▸ INPUT:

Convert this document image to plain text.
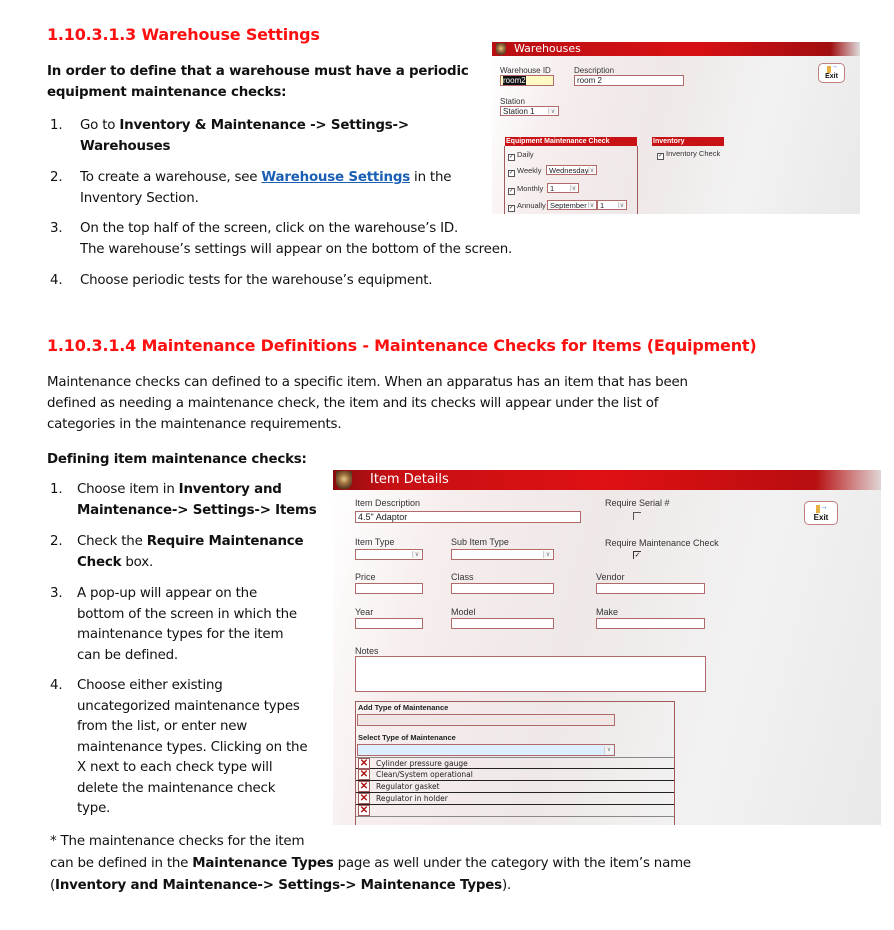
1.10.3.1.3 Warehouse Settings
In order to define that a warehouse must have a periodic
equipment maintenance checks:
1. Go to Inventory & Maintenance -> Settings->
Warehouses
2. To create a warehouse, see Warehouse Settings in the
Inventory Section.
3. On the top half of the screen, click on the warehouse’s ID.
The warehouse’s settings will appear on the bottom of the screen.
4. Choose periodic tests for the warehouse’s equipment.
Warehouses
Warehouse ID
room2
Description
room 2
→
Exit
Station
Station 1	∨
Equipment Maintenance Check
✓ Daily
✓ Weekly	Wednesday ∨
✓ Monthly 1	∨
✓ Annually September ∨ 1	∨
Inventory
✓ Inventory Check
1.10.3.1.4 Maintenance Definitions - Maintenance Checks for Items (Equipment)
Maintenance checks can defined to a specific item. When an apparatus has an item that has been
defined as needing a maintenance check, the item and its checks will appear under the list of
categories in the maintenance requirements.
Defining item maintenance checks:
1. Choose item in Inventory and
Maintenance-> Settings-> Items
2. Check the Require Maintenance
Check box.
3. A pop-up will appear on the
bottom of the screen in which the
maintenance types for the item
can be defined.
4. Choose either existing
uncategorized maintenance types
from the list, or enter new
maintenance types. Clicking on the
X next to each check type will
delete the maintenance check
type.
* The maintenance checks for the item
can be defined in the Maintenance Types page as well under the category with the item’s name
(Inventory and Maintenance-> Settings-> Maintenance Types).
Item Details
Item Description
4.5" Adaptor
Require Serial #	→
Exit
Item Type
∨
Sub Item Type
∨
Require Maintenance Check
✓
Price	Class	Vendor
Year	Model	Make
Notes
Add Type of Maintenance
Select Type of Maintenance
∨
✕ Cylinder pressure gauge
✕ Clean/System operational
✕ Regulator gasket
✕ Regulator in holder
✕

▸ WHAT TO WORK ON: Look for the word "Items" and return every line where it occurs.

▸ RESPONSE:
1.10.3.1.4 Maintenance Definitions - Maintenance Checks for Items (Equipment)
Maintenance-> Settings-> Items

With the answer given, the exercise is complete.